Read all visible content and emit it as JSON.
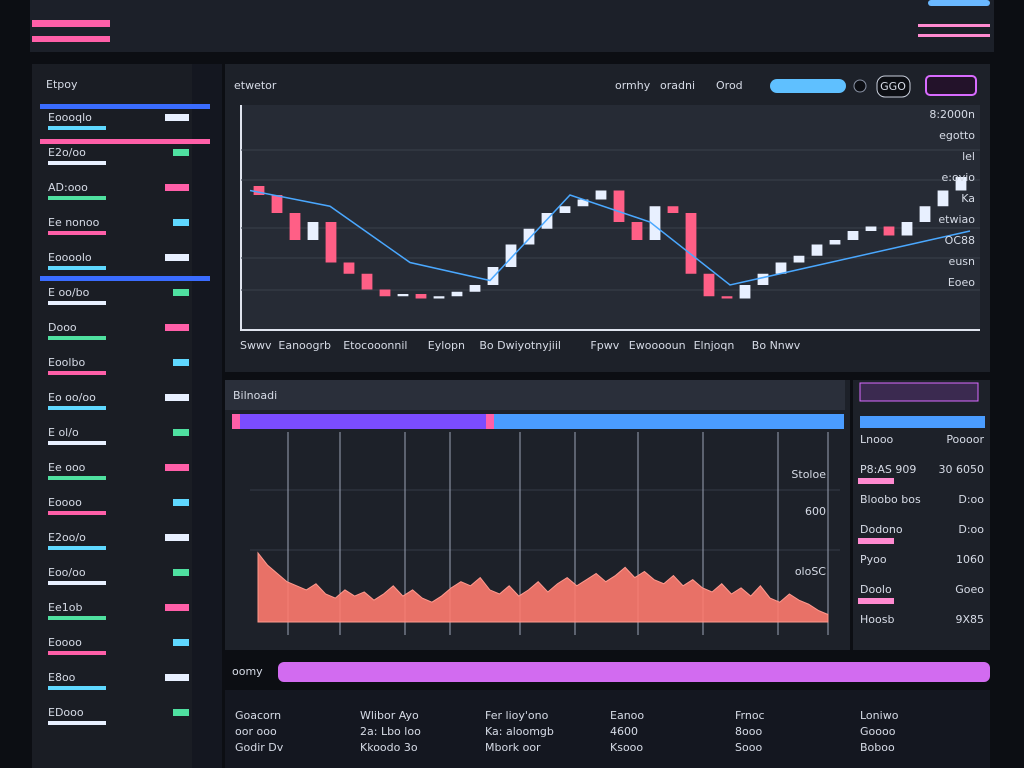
{
  "sidebar": {
    "title": "Etpoy",
    "items": [
      "Eoooqlo",
      "E2o/oo",
      "AD:ooo",
      "Ee nonoo",
      "Eoooolo",
      "E oo/bo",
      "Dooo",
      "Eoolbo",
      "Eo oo/oo",
      "E ol/o",
      "Ee ooo",
      "Eoooo",
      "E2oo/o",
      "Eoo/oo",
      "Ee1ob",
      "Eoooo",
      "E8oo",
      "EDooo"
    ]
  },
  "main": {
    "title": "etwetor",
    "nav": [
      "ormhy",
      "oradni",
      "Orod"
    ],
    "button": "GGO"
  },
  "price_chart": {
    "type": "candlestick",
    "open": [
      64,
      60,
      52,
      40,
      48,
      30,
      25,
      18,
      15,
      16,
      14,
      15,
      17,
      20,
      28,
      38,
      45,
      52,
      55,
      58,
      62,
      48,
      40,
      55,
      52,
      25,
      15,
      14,
      20,
      25,
      30,
      33,
      38,
      40,
      44,
      46,
      42,
      48,
      55,
      62
    ],
    "close": [
      60,
      52,
      40,
      48,
      30,
      25,
      18,
      15,
      16,
      14,
      15,
      17,
      20,
      28,
      38,
      45,
      52,
      55,
      58,
      62,
      48,
      40,
      55,
      52,
      25,
      15,
      14,
      20,
      25,
      30,
      33,
      38,
      40,
      44,
      46,
      42,
      48,
      55,
      62,
      68
    ],
    "up_color": "#e8f0ff",
    "down_color": "#ff5f86",
    "line": {
      "color": "#4aa8ff",
      "values": [
        62,
        55,
        30,
        22,
        60,
        48,
        20,
        28,
        36,
        44
      ]
    },
    "ylim": [
      0,
      100
    ],
    "right_labels": [
      "8:2000n",
      "egotto",
      "lel",
      "e:ovio",
      "Ka",
      "etwiao",
      "OC88",
      "eusn",
      "Eoeo"
    ],
    "legend_labels": [
      "Swwv",
      "Eanoogrb",
      "Etocooonnil",
      "Eylopn",
      "Bo Dwiyotnyjiil",
      "Fpwv",
      "Ewooooun",
      "Elnjoqn",
      "Bo Nnwv"
    ]
  },
  "volume_panel": {
    "type": "area",
    "title": "Bilnoadi",
    "color": "#ff7a6e",
    "values": [
      40,
      34,
      30,
      26,
      24,
      22,
      25,
      20,
      18,
      22,
      19,
      21,
      17,
      20,
      24,
      19,
      22,
      18,
      16,
      19,
      23,
      26,
      24,
      28,
      22,
      20,
      24,
      19,
      22,
      26,
      21,
      25,
      28,
      24,
      27,
      30,
      26,
      29,
      33,
      28,
      31,
      27,
      25,
      29,
      24,
      27,
      23,
      21,
      25,
      20,
      23,
      19,
      24,
      18,
      16,
      20,
      17,
      15,
      12,
      10
    ],
    "ylim": [
      0,
      100
    ],
    "axis_labels": [
      "Stoloe",
      "600",
      "oloSC"
    ]
  },
  "side_panel": {
    "rows": [
      [
        "Lnooo",
        "Poooor"
      ],
      [
        "P8:AS 909",
        "30 6050"
      ],
      [
        "Bloobo bos",
        "D:oo"
      ],
      [
        "Dodono",
        "D:oo"
      ],
      [
        "Pyoo",
        "1060"
      ],
      [
        "Doolo",
        "Goeo"
      ],
      [
        "Hoosb",
        "9X85"
      ]
    ]
  },
  "table": {
    "title": "oomy",
    "rows": [
      [
        "Goacorn",
        "Wlibor Ayo",
        "Fer lioy'ono",
        "Eanoo",
        "Frnoc",
        "Loniwo"
      ],
      [
        "oor ooo",
        "2a: Lbo loo",
        "Ka: aloomgb",
        "4600",
        "8ooo",
        "Goooo"
      ],
      [
        "Godir Dv",
        "Kkoodo 3o",
        "Mbork oor",
        "Ksooo",
        "Sooo",
        "Boboo"
      ]
    ]
  }
}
+++
■ **Stated goal**:
Using the listing above, return all lines where the word "title" occurs.

■ **Answer to the task**:
    "title": "Etpoy",
    "title": "etwetor",
    "title": "Bilnoadi",
    "title": "oomy",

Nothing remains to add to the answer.